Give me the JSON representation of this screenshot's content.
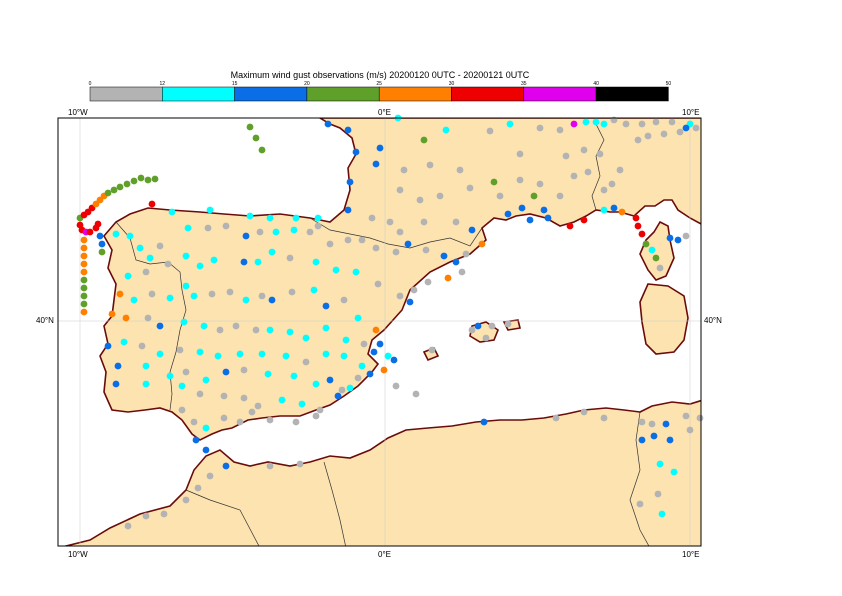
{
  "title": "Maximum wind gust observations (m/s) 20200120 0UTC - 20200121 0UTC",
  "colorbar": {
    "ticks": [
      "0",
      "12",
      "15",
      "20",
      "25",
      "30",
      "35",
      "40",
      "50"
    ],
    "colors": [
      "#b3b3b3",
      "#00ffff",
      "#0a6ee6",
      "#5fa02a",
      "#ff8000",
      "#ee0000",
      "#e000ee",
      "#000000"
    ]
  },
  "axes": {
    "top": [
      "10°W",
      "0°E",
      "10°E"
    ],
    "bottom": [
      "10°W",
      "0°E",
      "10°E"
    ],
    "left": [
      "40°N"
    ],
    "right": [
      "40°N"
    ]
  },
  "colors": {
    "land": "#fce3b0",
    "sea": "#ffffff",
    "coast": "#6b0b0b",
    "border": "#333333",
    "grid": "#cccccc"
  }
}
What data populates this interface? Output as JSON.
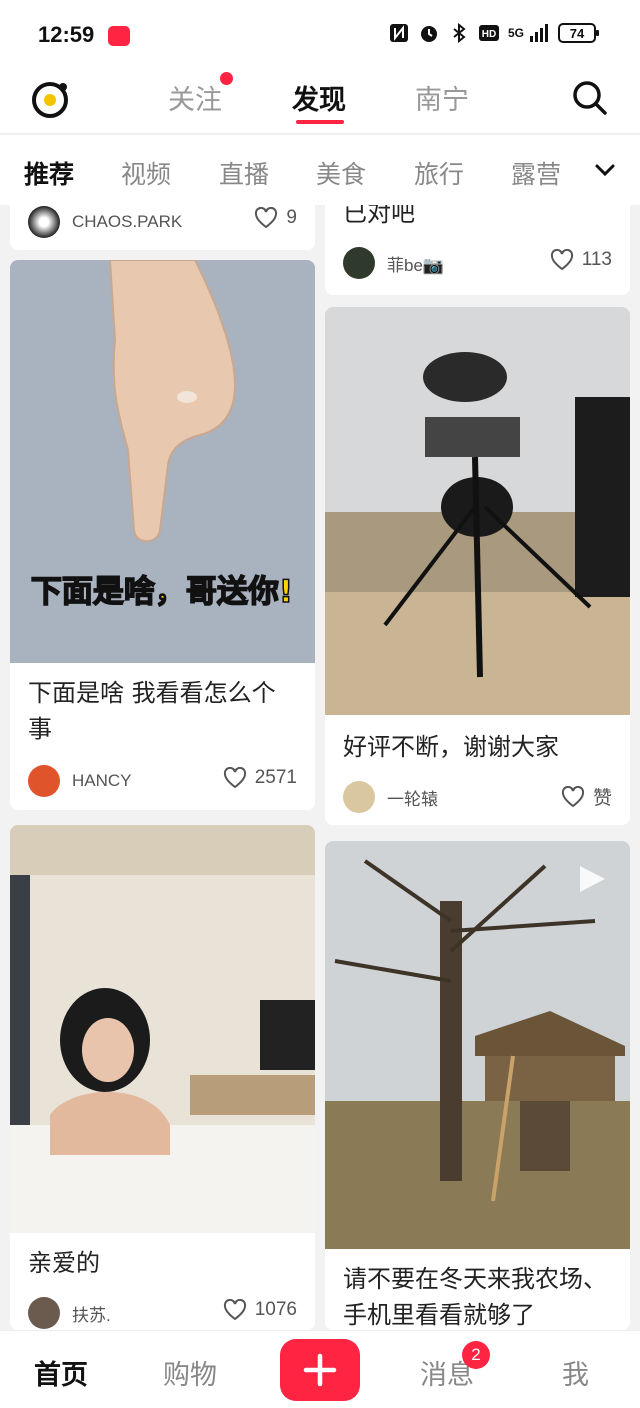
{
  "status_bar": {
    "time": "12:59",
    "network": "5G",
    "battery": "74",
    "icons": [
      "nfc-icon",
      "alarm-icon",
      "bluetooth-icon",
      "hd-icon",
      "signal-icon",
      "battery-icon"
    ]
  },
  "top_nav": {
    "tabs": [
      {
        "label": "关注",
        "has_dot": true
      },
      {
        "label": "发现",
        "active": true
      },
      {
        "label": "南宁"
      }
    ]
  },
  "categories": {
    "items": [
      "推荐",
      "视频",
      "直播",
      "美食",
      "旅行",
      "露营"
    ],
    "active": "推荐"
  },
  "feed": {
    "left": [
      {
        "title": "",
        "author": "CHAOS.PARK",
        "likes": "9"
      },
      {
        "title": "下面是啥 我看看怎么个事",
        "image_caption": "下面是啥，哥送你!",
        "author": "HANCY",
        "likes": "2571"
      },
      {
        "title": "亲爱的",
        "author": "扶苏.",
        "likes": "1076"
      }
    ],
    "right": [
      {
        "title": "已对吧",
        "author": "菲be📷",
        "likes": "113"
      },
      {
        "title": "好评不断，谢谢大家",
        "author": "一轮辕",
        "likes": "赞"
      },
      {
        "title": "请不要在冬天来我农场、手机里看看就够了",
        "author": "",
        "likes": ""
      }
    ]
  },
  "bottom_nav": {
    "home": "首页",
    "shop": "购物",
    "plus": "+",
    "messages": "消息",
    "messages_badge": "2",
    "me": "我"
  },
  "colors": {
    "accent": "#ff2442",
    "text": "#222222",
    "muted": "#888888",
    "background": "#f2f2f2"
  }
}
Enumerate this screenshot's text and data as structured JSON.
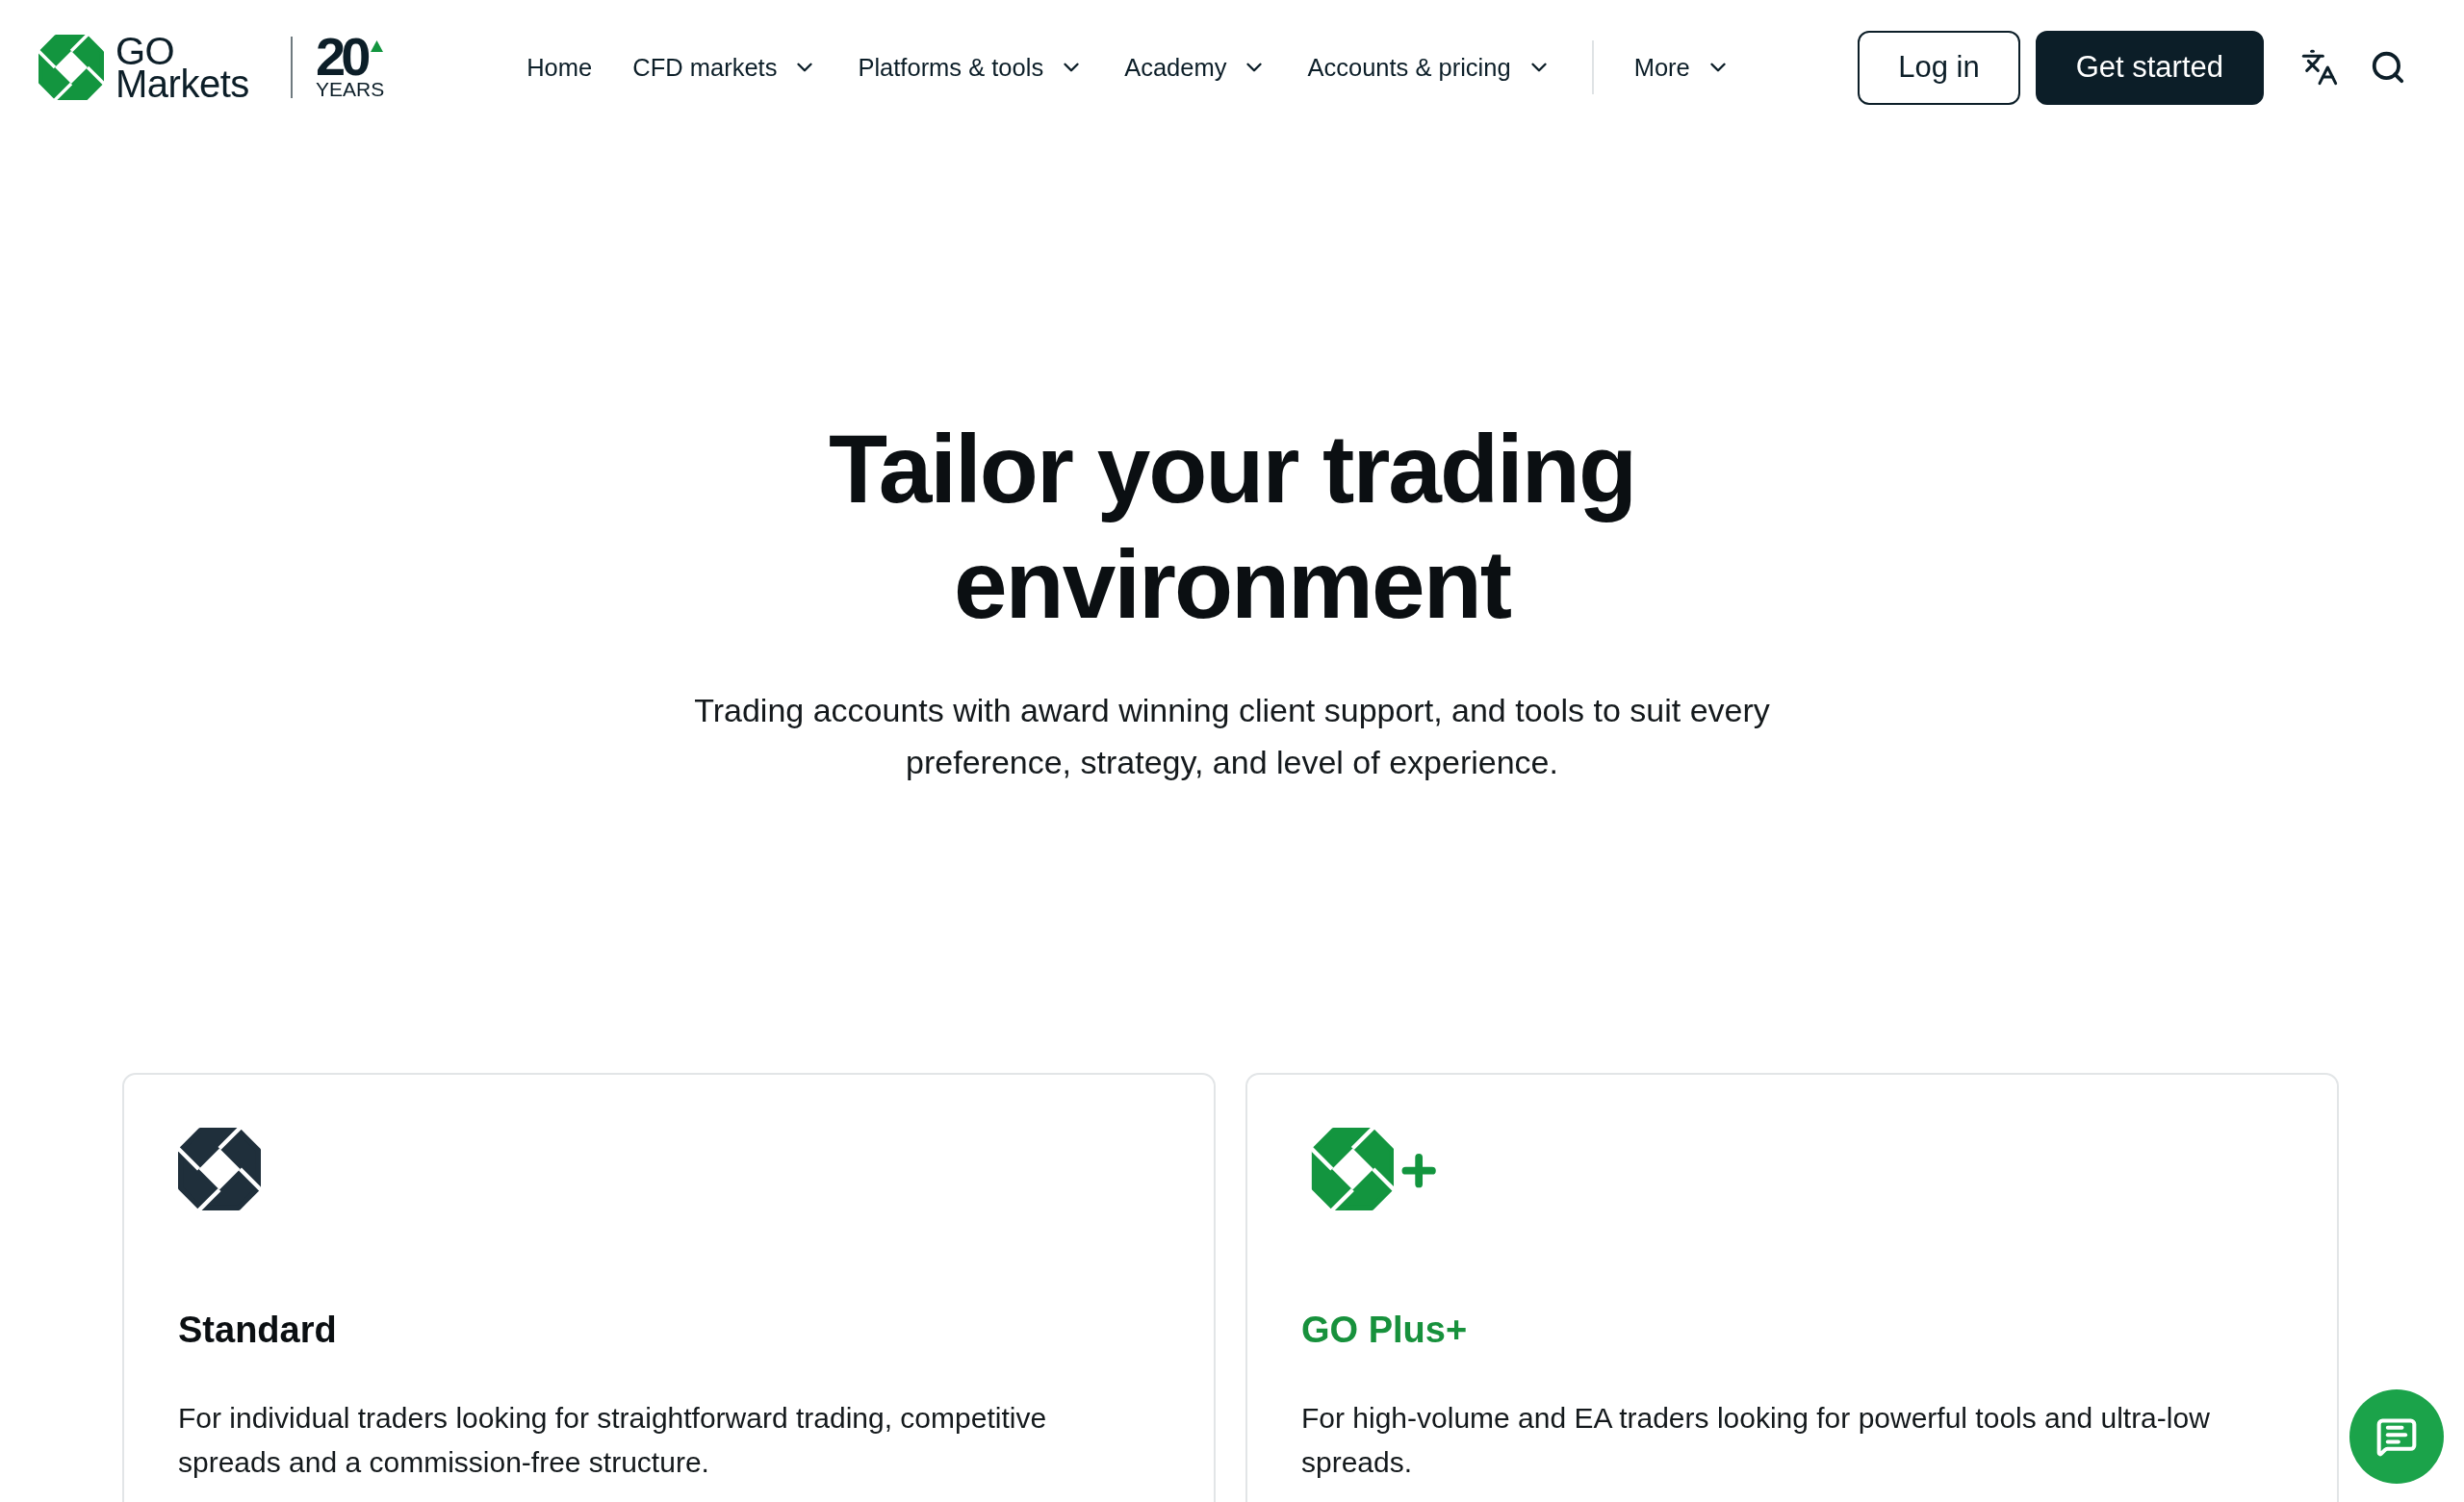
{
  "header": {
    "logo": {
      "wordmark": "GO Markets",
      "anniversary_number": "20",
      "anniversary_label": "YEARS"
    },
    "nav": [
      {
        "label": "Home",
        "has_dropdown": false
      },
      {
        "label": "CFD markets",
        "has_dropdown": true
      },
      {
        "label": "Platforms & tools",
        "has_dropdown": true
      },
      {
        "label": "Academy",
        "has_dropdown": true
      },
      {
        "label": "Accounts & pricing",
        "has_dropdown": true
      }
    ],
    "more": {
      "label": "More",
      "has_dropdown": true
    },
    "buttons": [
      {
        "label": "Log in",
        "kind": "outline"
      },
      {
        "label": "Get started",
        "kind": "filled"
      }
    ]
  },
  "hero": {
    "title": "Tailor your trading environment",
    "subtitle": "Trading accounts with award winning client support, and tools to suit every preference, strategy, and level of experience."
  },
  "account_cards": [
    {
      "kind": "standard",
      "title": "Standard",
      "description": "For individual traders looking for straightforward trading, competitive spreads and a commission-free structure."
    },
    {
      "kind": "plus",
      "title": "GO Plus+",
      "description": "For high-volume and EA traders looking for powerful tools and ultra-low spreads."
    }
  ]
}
....................
**Short task**
Look through the lines above and collect those with the word "description".

**Solution to this problem**
      "description": "For individual traders looking for straightforward trading, competitive spreads and a commission-free structure."
      "description": "For high-volume and EA traders looking for powerful tools and ultra-low spreads."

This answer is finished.